Identify the lines that contain the string "marker" and copy all of them.

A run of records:
------------------------

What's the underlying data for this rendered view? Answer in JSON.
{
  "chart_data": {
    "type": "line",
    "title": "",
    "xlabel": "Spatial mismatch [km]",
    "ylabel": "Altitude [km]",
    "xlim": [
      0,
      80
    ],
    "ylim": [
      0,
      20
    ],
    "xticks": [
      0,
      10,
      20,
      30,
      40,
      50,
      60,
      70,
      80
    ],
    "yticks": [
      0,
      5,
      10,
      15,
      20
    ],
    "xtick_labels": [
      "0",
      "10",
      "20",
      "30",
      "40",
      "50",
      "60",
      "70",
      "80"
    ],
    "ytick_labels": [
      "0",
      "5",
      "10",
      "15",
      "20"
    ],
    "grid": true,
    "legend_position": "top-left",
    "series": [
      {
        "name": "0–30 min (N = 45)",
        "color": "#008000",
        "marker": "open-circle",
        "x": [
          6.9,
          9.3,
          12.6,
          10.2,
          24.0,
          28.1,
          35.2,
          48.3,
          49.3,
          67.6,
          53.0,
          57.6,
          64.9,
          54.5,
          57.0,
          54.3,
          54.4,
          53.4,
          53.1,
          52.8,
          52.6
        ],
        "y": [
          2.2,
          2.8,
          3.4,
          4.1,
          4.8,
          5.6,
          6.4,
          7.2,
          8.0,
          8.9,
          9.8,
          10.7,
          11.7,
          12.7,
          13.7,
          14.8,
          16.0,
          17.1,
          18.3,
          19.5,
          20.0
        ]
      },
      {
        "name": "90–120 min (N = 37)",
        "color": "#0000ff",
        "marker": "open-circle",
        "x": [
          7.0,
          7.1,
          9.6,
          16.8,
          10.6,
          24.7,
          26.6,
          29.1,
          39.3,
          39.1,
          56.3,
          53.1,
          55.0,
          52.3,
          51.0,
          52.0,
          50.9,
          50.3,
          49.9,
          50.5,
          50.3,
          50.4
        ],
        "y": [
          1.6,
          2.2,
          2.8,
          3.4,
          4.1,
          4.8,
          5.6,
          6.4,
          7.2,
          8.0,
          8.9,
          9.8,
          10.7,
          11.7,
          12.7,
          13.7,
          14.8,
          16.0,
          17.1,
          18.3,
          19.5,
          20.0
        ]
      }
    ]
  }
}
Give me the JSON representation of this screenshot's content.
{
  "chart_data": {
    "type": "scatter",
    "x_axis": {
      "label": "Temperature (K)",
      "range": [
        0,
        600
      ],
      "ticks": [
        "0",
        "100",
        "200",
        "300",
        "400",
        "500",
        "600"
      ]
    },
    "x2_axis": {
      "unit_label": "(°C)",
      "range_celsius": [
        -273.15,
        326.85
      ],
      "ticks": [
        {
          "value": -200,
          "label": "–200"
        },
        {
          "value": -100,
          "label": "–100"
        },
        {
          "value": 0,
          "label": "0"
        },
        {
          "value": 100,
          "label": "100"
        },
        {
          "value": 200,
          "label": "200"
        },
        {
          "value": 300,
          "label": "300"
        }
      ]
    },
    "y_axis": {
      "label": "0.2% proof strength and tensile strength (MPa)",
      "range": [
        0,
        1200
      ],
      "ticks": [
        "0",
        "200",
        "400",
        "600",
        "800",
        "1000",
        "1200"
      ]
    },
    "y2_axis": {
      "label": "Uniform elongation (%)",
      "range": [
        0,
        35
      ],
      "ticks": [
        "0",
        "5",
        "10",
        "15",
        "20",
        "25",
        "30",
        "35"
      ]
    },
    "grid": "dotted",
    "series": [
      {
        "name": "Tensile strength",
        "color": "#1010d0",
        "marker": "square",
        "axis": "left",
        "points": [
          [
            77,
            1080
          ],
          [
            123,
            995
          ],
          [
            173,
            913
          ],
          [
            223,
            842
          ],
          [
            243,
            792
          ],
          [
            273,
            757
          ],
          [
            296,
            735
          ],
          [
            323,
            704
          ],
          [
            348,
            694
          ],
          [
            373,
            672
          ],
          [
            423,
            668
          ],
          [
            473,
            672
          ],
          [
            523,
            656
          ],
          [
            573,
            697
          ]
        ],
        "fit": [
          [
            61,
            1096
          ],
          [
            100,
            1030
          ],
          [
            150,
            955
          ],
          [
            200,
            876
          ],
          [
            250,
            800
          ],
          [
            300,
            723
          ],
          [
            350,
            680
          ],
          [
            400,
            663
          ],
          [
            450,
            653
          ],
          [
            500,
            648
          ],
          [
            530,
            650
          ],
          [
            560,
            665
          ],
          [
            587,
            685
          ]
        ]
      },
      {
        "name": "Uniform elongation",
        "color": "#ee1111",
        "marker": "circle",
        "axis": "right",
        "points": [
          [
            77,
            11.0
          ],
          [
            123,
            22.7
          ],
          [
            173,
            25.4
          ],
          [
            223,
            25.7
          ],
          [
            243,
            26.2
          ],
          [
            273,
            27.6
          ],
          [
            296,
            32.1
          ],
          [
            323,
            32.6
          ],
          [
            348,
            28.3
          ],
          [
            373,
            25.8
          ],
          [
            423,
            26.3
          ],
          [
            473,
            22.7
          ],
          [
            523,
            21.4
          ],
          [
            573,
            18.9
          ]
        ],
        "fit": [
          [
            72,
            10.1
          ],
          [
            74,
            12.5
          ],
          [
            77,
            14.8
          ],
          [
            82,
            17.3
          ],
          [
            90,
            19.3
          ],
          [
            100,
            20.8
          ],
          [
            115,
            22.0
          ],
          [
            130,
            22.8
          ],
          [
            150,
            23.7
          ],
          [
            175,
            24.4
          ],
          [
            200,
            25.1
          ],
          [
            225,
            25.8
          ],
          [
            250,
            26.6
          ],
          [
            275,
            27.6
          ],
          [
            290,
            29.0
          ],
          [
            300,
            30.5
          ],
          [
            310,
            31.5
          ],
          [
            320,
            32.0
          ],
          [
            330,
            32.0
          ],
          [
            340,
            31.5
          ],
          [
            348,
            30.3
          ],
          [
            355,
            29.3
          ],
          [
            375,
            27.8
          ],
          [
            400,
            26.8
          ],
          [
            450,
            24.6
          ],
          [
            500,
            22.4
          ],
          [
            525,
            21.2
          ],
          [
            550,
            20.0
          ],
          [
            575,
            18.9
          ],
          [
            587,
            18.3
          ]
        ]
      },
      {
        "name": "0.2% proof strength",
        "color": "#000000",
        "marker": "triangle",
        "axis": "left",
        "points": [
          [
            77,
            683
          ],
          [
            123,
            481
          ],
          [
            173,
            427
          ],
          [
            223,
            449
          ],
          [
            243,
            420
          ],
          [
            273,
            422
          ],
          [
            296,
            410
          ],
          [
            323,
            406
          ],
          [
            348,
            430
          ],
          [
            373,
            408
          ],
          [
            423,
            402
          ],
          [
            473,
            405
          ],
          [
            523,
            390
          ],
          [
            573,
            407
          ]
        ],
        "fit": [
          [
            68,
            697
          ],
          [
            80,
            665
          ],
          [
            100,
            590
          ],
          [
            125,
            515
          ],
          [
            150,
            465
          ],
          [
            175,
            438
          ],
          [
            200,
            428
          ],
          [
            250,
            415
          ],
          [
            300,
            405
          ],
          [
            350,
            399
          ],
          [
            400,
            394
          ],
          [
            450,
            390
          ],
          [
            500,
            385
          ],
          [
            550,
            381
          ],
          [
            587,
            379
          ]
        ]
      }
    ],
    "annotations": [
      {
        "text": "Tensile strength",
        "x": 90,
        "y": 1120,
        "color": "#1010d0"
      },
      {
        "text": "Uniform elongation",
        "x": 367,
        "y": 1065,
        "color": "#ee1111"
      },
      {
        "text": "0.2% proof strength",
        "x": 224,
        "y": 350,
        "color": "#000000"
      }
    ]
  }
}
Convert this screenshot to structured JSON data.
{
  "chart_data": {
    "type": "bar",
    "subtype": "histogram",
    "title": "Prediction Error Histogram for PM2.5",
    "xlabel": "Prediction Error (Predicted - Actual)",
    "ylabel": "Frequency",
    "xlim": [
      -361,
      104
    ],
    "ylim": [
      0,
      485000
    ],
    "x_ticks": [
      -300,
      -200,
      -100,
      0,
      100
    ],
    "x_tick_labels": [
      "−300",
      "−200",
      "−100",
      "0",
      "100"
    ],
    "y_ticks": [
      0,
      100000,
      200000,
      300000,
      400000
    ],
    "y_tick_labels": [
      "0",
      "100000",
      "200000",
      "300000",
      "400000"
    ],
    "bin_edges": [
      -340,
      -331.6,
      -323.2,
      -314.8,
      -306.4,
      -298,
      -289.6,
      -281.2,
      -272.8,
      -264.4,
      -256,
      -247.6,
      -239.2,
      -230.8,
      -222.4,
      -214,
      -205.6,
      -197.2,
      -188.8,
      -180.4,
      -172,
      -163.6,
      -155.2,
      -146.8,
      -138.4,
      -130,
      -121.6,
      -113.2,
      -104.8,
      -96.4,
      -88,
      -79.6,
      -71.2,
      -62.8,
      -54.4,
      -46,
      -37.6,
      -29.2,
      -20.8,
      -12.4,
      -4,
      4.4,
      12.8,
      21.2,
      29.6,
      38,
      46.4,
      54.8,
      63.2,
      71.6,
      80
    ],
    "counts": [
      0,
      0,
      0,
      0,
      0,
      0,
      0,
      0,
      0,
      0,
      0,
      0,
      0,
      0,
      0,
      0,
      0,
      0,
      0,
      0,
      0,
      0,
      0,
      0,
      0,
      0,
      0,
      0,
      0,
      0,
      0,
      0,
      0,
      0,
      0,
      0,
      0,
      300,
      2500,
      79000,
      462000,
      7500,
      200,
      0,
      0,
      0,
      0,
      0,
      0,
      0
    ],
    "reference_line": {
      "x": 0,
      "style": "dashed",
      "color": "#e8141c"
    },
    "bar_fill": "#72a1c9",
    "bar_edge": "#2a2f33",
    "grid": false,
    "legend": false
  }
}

------------------------

**Answer in full:**
        "marker": "open-circle",
        "marker": "open-circle",
        "marker": "square",
        "marker": "circle",
        "marker": "triangle",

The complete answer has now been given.